[Records from a dataset]
────
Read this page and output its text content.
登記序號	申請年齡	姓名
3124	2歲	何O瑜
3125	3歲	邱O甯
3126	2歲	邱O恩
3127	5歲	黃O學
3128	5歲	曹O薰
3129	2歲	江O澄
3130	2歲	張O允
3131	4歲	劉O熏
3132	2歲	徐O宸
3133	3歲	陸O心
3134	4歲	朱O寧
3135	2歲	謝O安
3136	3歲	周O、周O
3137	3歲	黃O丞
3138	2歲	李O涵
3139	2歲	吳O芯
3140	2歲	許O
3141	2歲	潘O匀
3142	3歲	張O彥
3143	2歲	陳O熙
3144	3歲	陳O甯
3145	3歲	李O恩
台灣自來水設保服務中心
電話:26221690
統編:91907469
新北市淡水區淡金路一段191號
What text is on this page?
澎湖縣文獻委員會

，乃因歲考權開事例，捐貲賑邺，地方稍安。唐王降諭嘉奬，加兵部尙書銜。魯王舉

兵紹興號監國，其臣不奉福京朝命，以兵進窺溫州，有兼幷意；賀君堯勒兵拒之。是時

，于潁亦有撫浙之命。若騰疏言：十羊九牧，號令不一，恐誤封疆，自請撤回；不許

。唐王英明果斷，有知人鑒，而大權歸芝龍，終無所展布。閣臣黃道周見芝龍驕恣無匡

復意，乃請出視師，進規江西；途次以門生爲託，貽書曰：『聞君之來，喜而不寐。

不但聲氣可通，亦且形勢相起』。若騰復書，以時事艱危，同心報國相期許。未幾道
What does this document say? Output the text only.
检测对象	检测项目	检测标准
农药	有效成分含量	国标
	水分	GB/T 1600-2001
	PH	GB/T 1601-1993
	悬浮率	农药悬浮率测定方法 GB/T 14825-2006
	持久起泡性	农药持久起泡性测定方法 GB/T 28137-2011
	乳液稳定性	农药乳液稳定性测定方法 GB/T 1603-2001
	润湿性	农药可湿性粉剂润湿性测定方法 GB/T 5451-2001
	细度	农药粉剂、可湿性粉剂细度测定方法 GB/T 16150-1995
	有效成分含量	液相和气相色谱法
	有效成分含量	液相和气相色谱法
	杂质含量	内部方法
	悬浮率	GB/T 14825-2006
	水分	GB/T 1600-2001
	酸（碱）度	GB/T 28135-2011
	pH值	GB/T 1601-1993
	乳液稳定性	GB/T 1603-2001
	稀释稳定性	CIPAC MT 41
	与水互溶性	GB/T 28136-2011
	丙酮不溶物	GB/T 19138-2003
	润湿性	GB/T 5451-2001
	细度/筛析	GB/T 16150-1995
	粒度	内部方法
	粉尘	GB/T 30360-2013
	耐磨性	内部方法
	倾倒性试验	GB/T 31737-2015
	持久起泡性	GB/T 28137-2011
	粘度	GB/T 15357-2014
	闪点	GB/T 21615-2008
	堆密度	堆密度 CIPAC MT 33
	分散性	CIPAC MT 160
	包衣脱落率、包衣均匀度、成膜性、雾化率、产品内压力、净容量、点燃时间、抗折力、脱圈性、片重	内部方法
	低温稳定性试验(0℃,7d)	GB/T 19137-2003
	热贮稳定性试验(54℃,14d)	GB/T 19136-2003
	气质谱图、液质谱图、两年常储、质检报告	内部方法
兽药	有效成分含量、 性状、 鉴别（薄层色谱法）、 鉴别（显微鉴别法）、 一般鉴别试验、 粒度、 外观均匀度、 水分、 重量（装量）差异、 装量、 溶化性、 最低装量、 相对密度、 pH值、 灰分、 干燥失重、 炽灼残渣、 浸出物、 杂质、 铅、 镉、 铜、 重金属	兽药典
────
Task details: Give the number of lines above that hold the word "this", and nothing more.

Task solution: 3